>> Begin RECORDS PROVIDED

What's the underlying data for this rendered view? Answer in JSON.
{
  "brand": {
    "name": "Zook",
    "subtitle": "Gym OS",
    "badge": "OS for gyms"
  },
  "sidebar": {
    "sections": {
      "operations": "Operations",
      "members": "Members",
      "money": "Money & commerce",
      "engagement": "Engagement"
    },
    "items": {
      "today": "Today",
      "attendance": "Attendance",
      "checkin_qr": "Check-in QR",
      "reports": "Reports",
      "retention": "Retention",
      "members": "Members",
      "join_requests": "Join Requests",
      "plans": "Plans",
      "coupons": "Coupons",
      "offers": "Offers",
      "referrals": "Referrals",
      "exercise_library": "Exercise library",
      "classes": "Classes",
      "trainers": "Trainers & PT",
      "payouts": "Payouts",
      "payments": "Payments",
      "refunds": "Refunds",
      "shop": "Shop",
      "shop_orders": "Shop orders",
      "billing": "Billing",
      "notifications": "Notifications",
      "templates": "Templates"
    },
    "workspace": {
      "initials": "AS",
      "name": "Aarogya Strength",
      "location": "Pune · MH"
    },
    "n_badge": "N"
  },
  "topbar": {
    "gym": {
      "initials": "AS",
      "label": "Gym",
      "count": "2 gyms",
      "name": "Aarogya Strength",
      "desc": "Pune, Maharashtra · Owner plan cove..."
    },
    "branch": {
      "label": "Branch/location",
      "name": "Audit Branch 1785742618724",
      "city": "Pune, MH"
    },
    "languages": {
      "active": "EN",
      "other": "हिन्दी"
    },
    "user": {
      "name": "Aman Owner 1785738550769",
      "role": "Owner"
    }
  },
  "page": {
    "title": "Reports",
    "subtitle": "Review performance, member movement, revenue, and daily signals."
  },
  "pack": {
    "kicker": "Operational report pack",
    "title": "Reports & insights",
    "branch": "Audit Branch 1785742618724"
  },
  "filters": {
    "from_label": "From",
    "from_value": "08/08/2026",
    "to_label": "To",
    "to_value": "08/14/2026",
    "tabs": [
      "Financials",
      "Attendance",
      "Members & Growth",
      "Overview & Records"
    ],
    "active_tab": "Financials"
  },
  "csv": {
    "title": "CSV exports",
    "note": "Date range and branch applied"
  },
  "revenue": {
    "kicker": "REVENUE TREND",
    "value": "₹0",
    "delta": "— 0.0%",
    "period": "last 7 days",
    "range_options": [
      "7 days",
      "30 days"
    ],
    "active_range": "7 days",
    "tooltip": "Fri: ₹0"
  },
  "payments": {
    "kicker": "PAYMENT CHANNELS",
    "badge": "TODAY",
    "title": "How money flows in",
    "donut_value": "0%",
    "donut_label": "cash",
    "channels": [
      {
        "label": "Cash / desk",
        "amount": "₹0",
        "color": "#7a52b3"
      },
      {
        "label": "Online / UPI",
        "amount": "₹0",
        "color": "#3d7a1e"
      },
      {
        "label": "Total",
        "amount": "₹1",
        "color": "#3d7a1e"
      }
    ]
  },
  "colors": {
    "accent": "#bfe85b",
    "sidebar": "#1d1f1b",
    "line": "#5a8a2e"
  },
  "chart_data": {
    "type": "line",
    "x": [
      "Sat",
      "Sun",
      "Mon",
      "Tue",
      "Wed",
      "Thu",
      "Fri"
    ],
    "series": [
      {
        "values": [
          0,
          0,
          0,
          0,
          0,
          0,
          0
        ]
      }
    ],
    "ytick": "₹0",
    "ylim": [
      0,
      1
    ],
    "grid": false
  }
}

>> End RECORDS PROVIDED

WHAT TO WORK ON:
List each line holding the string "Audit".

SOLUTION:
      "name": "Audit Branch 1785742618724",
    "branch": "Audit Branch 1785742618724"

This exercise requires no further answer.